Return every record verbatim.

RECORDS FOR THE TASK:
··········
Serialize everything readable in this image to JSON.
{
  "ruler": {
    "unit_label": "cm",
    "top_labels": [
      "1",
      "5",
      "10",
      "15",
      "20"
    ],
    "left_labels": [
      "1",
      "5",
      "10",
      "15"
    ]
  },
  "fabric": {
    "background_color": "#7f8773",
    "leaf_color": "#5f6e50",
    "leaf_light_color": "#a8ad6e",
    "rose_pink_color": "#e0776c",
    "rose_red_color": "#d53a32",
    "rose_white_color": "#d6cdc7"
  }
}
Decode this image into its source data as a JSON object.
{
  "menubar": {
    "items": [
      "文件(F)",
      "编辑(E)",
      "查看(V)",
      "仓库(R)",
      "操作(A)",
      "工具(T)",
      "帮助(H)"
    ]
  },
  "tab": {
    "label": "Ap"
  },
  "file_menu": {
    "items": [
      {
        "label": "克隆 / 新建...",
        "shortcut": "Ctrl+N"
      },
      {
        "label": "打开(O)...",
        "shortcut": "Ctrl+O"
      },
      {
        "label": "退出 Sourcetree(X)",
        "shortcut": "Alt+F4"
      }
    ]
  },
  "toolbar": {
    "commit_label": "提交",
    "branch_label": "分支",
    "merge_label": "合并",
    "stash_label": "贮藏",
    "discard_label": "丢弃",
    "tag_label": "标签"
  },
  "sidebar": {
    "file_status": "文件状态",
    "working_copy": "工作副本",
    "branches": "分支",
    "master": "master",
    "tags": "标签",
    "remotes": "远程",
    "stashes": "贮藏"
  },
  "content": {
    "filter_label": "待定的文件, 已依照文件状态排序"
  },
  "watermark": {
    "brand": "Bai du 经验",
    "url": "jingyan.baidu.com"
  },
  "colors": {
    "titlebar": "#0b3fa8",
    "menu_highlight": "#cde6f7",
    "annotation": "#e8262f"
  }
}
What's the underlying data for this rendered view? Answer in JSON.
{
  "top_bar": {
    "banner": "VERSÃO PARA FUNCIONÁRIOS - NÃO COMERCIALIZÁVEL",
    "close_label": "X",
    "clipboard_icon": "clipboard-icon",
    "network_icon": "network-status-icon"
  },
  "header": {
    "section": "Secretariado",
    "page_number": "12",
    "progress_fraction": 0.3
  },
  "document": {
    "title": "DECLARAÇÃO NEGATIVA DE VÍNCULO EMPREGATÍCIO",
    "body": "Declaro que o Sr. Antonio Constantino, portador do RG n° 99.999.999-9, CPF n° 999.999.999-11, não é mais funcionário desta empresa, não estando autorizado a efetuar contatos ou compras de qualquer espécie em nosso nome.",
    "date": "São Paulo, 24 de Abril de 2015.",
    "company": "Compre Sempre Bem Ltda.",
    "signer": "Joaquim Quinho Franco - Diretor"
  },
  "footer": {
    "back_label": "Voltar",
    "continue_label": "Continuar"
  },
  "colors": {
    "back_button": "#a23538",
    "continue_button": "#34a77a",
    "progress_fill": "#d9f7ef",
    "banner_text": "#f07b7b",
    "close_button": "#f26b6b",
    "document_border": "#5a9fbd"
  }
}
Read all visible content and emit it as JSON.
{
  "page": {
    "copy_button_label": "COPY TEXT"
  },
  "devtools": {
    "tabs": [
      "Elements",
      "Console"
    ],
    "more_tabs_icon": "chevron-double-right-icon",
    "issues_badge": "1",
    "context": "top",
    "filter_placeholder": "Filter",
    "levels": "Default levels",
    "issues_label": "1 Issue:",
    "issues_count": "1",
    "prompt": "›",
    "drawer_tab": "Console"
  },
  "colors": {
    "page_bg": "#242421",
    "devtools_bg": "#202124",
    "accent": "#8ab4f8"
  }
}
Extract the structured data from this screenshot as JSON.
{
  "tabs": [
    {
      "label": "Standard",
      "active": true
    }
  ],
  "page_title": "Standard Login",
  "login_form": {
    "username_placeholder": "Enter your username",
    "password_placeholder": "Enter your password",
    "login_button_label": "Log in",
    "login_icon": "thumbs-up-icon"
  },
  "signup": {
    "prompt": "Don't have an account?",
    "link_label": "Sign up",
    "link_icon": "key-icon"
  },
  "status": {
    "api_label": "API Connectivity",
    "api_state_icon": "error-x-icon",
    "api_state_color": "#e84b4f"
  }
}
··········
ANSWER TO THE PROBLEM:
Serialize everything readable in this image to JSON.
{
  "ruler": {
    "unit_label": "cm",
    "top_labels": [
      "1",
      "5",
      "10",
      "15",
      "20"
    ],
    "left_labels": [
      "1",
      "5",
      "10",
      "15"
    ]
  },
  "fabric": {
    "background_color": "#7f8773",
    "leaf_color": "#5f6e50",
    "leaf_light_color": "#a8ad6e",
    "rose_pink_color": "#e0776c",
    "rose_red_color": "#d53a32",
    "rose_white_color": "#d6cdc7"
  }
}
Decode this image into its source data as a JSON object.
{
  "menubar": {
    "items": [
      "文件(F)",
      "编辑(E)",
      "查看(V)",
      "仓库(R)",
      "操作(A)",
      "工具(T)",
      "帮助(H)"
    ]
  },
  "tab": {
    "label": "Ap"
  },
  "file_menu": {
    "items": [
      {
        "label": "克隆 / 新建...",
        "shortcut": "Ctrl+N"
      },
      {
        "label": "打开(O)...",
        "shortcut": "Ctrl+O"
      },
      {
        "label": "退出 Sourcetree(X)",
        "shortcut": "Alt+F4"
      }
    ]
  },
  "toolbar": {
    "commit_label": "提交",
    "branch_label": "分支",
    "merge_label": "合并",
    "stash_label": "贮藏",
    "discard_label": "丢弃",
    "tag_label": "标签"
  },
  "sidebar": {
    "file_status": "文件状态",
    "working_copy": "工作副本",
    "branches": "分支",
    "master": "master",
    "tags": "标签",
    "remotes": "远程",
    "stashes": "贮藏"
  },
  "content": {
    "filter_label": "待定的文件, 已依照文件状态排序"
  },
  "watermark": {
    "brand": "Bai du 经验",
    "url": "jingyan.baidu.com"
  },
  "colors": {
    "titlebar": "#0b3fa8",
    "menu_highlight": "#cde6f7",
    "annotation": "#e8262f"
  }
}
What's the underlying data for this rendered view? Answer in JSON.
{
  "top_bar": {
    "banner": "VERSÃO PARA FUNCIONÁRIOS - NÃO COMERCIALIZÁVEL",
    "close_label": "X",
    "clipboard_icon": "clipboard-icon",
    "network_icon": "network-status-icon"
  },
  "header": {
    "section": "Secretariado",
    "page_number": "12",
    "progress_fraction": 0.3
  },
  "document": {
    "title": "DECLARAÇÃO NEGATIVA DE VÍNCULO EMPREGATÍCIO",
    "body": "Declaro que o Sr. Antonio Constantino, portador do RG n° 99.999.999-9, CPF n° 999.999.999-11, não é mais funcionário desta empresa, não estando autorizado a efetuar contatos ou compras de qualquer espécie em nosso nome.",
    "date": "São Paulo, 24 de Abril de 2015.",
    "company": "Compre Sempre Bem Ltda.",
    "signer": "Joaquim Quinho Franco - Diretor"
  },
  "footer": {
    "back_label": "Voltar",
    "continue_label": "Continuar"
  },
  "colors": {
    "back_button": "#a23538",
    "continue_button": "#34a77a",
    "progress_fill": "#d9f7ef",
    "banner_text": "#f07b7b",
    "close_button": "#f26b6b",
    "document_border": "#5a9fbd"
  }
}
Read all visible content and emit it as JSON.
{
  "page": {
    "copy_button_label": "COPY TEXT"
  },
  "devtools": {
    "tabs": [
      "Elements",
      "Console"
    ],
    "more_tabs_icon": "chevron-double-right-icon",
    "issues_badge": "1",
    "context": "top",
    "filter_placeholder": "Filter",
    "levels": "Default levels",
    "issues_label": "1 Issue:",
    "issues_count": "1",
    "prompt": "›",
    "drawer_tab": "Console"
  },
  "colors": {
    "page_bg": "#242421",
    "devtools_bg": "#202124",
    "accent": "#8ab4f8"
  }
}
Extract the structured data from this screenshot as JSON.
{
  "tabs": [
    {
      "label": "Standard",
      "active": true
    }
  ],
  "page_title": "Standard Login",
  "login_form": {
    "username_placeholder": "Enter your username",
    "password_placeholder": "Enter your password",
    "login_button_label": "Log in",
    "login_icon": "thumbs-up-icon"
  },
  "signup": {
    "prompt": "Don't have an account?",
    "link_label": "Sign up",
    "link_icon": "key-icon"
  },
  "status": {
    "api_label": "API Connectivity",
    "api_state_icon": "error-x-icon",
    "api_state_color": "#e84b4f"
  }
}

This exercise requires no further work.